▶ _AIM OF THE EXERCISE_:
Your task is to repeat the entries underneath exactly, minus the pictures.

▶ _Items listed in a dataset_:
____
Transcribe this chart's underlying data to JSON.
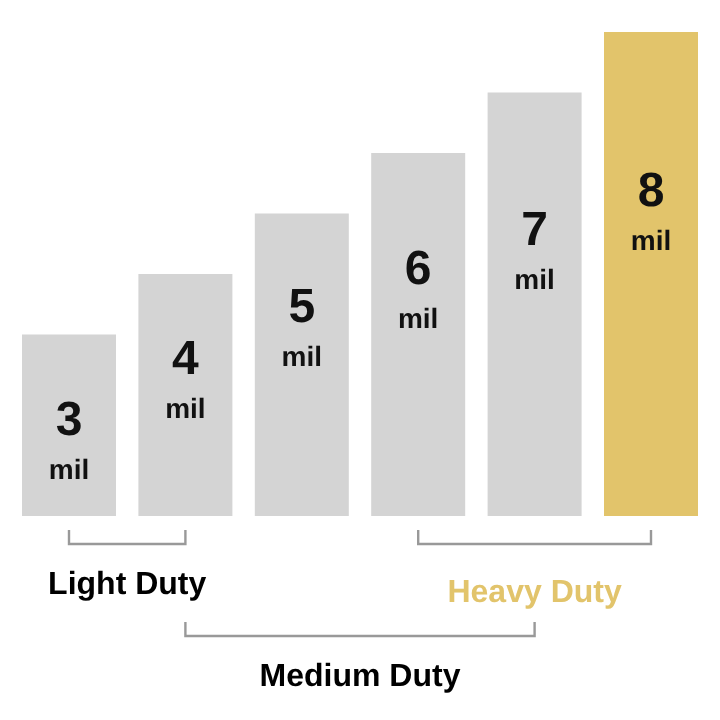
{
  "chart_data": {
    "type": "bar",
    "categories": [
      null,
      null,
      null,
      null,
      null,
      null
    ],
    "values": [
      3,
      4,
      5,
      6,
      7,
      8
    ],
    "colors": [
      "#d4d4d4",
      "#d4d4d4",
      "#d4d4d4",
      "#d4d4d4",
      "#d4d4d4",
      "#e2c46b"
    ],
    "value_labels": [
      "3 mil",
      "4 mil",
      "5 mil",
      "6 mil",
      "7 mil",
      "8 mil"
    ],
    "annotations": [
      "Light Duty",
      "Medium Duty",
      "Heavy Duty"
    ]
  }
}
____
▶ _OUTPUT BELOW_:
Transcribe this chart's underlying data to JSON.
{
  "chart_data": {
    "type": "bar",
    "categories": [
      null,
      null,
      null,
      null,
      null,
      null
    ],
    "values": [
      3,
      4,
      5,
      6,
      7,
      8
    ],
    "colors": [
      "#d4d4d4",
      "#d4d4d4",
      "#d4d4d4",
      "#d4d4d4",
      "#d4d4d4",
      "#e2c46b"
    ],
    "value_labels": [
      "3 mil",
      "4 mil",
      "5 mil",
      "6 mil",
      "7 mil",
      "8 mil"
    ],
    "annotations": [
      "Light Duty",
      "Medium Duty",
      "Heavy Duty"
    ]
  }
}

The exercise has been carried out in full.